Required task 1
In the rows, starting at the first row and ending at the row that contains "688, 1103, 708]", change every "Aseo" to "Lavabo" and leave everything else the same.

Reading text
────────────────────────────────────────

The BBC has run many reports about how people accidentally become money mules through their ignorance:
- It's not easy money. This scam wrecks your credit
- I got quick cash in my account but it was too good to be true
- I became a money mule by mistake
A key point here is that, in statistics from the Financial Conduct Authority, there were at least 207,889 cases of “money muling” in 2024. This is a major rise on the numbers from 2023, when it was just 170,338.
The Finanser readers are probably fully aware of how it works. You get a text saying would you like £1,000? How about getting £10,000 a month working an hour a day? You get the idea. And most of those who get caught up in this mess are under thirty years old as, of course, younger folks sign up for the deal, thinking it is too good to be true. The thing is that anything that sounds too good to be true probably is.
In the case of money muling, what is actually happening is that criminals who are trying to move funds generating by anything from drug dealing to human trafficking are passing money through your account to clean it, and move it on. You get £1,000 and that moves to another account giving you a £10 commission. Sounds good? It’s not. You’re now involved in a fraud and the banking regulators have cracked down on this space heavily, as evidenced by my AMEX experience which, as a small business and seasoned financial specialist, was insufferable.
The thing is that, in the banking system, it seems that you are guilty until proven innocent. In the legal system, you are innocent until proven guilty.
That is an issue.
Banks and financial institutions start with the premise that you are not trustworthy. Therefore, you have to prove your innocence to be trusted.
It is the reason why there are many Facebook groups of angry customers who have been kicked out of the system for, as they see it, no reason at all.
Obviously, banks do not want to be fined by regulators for supporting money launderers; but treating customers fairly, even when they have been suckered into a money laundering scheme, should be an equal priority.
Why punish the teenager who signs up for free money, when the target should be the people who signed them up to do this?

────────────────────────────────────────

Record excerpts

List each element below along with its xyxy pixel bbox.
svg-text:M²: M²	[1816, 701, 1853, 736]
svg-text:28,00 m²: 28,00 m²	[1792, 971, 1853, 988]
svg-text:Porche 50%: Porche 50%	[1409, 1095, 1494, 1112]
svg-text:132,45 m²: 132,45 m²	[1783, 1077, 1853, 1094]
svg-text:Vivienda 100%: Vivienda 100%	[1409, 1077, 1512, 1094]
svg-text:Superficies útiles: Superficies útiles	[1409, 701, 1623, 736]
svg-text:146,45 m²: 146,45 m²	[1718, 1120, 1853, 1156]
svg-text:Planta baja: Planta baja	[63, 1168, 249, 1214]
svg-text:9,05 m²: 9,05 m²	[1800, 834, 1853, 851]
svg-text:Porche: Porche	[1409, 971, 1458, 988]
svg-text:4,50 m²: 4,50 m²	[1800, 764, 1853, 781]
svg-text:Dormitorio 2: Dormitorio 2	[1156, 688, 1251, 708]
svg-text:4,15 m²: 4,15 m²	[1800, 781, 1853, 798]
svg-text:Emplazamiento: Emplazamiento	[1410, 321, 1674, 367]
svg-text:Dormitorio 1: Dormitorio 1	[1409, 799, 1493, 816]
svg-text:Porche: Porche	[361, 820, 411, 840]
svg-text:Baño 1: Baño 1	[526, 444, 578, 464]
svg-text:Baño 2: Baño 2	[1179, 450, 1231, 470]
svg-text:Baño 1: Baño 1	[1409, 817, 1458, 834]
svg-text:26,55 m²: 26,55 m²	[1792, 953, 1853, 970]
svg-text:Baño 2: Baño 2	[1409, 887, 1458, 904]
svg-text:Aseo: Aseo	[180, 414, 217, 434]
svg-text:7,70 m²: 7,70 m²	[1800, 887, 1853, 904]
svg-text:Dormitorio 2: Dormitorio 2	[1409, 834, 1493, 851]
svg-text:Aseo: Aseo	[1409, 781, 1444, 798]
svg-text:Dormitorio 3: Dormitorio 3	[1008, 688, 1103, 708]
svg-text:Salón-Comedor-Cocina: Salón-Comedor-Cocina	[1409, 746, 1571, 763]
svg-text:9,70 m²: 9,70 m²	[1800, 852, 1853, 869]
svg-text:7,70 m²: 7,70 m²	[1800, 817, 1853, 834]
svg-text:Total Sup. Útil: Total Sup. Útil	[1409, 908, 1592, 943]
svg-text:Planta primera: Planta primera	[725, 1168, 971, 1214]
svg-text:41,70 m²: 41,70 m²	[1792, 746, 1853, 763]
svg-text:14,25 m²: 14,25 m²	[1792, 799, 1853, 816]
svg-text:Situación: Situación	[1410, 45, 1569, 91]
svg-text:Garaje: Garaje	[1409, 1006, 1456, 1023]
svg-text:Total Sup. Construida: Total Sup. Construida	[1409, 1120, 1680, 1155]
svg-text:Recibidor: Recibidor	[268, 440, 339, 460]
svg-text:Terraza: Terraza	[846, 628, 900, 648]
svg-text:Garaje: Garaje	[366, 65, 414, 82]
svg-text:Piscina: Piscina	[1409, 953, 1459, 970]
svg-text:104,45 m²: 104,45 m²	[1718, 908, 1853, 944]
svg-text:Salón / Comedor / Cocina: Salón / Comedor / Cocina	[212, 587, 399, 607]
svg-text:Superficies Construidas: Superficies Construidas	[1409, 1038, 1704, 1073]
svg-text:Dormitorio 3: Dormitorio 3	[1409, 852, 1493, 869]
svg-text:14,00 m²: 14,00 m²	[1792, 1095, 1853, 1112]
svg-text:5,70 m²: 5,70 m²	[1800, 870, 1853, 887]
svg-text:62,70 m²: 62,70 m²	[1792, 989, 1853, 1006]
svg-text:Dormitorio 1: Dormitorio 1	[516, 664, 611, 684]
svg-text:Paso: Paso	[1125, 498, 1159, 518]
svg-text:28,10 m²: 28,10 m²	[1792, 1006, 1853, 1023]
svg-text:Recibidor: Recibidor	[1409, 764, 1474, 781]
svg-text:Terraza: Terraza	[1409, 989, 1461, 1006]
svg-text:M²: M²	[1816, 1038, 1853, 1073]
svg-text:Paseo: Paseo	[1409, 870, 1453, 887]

────────────────────────────────────────

Required task 2
From the text on money mules, copy the passage starting at "That is an issue." and ending at "reason at all.", word for word.

Correct answer 1
List each element below along with its xyxy pixel bbox.
svg-text:M²: M²	[1816, 701, 1853, 736]
svg-text:28,00 m²: 28,00 m²	[1792, 971, 1853, 988]
svg-text:Porche 50%: Porche 50%	[1409, 1095, 1494, 1112]
svg-text:132,45 m²: 132,45 m²	[1783, 1077, 1853, 1094]
svg-text:Vivienda 100%: Vivienda 100%	[1409, 1077, 1512, 1094]
svg-text:Superficies útiles: Superficies útiles	[1409, 701, 1623, 736]
svg-text:146,45 m²: 146,45 m²	[1718, 1120, 1853, 1156]
svg-text:Planta baja: Planta baja	[63, 1168, 249, 1214]
svg-text:9,05 m²: 9,05 m²	[1800, 834, 1853, 851]
svg-text:Porche: Porche	[1409, 971, 1458, 988]
svg-text:4,50 m²: 4,50 m²	[1800, 764, 1853, 781]
svg-text:Dormitorio 2: Dormitorio 2	[1156, 688, 1251, 708]
svg-text:4,15 m²: 4,15 m²	[1800, 781, 1853, 798]
svg-text:Emplazamiento: Emplazamiento	[1410, 321, 1674, 367]
svg-text:Dormitorio 1: Dormitorio 1	[1409, 799, 1493, 816]
svg-text:Porche: Porche	[361, 820, 411, 840]
svg-text:Baño 1: Baño 1	[526, 444, 578, 464]
svg-text:Baño 2: Baño 2	[1179, 450, 1231, 470]
svg-text:Baño 1: Baño 1	[1409, 817, 1458, 834]
svg-text:26,55 m²: 26,55 m²	[1792, 953, 1853, 970]
svg-text:Baño 2: Baño 2	[1409, 887, 1458, 904]
svg-text:Lavabo: Lavabo	[180, 414, 217, 434]
svg-text:7,70 m²: 7,70 m²	[1800, 887, 1853, 904]
svg-text:Dormitorio 2: Dormitorio 2	[1409, 834, 1493, 851]
svg-text:Lavabo: Lavabo	[1409, 781, 1444, 798]
svg-text:Dormitorio 3: Dormitorio 3	[1008, 688, 1103, 708]

Correct answer 2
That is an issue.
Banks and financial institutions start with the premise that you are not trustworthy. Therefore, you have to prove your innocence to be trusted.
It is the reason why there are many Facebook groups of angry customers who have been kicked out of the system for, as they see it, no reason at all.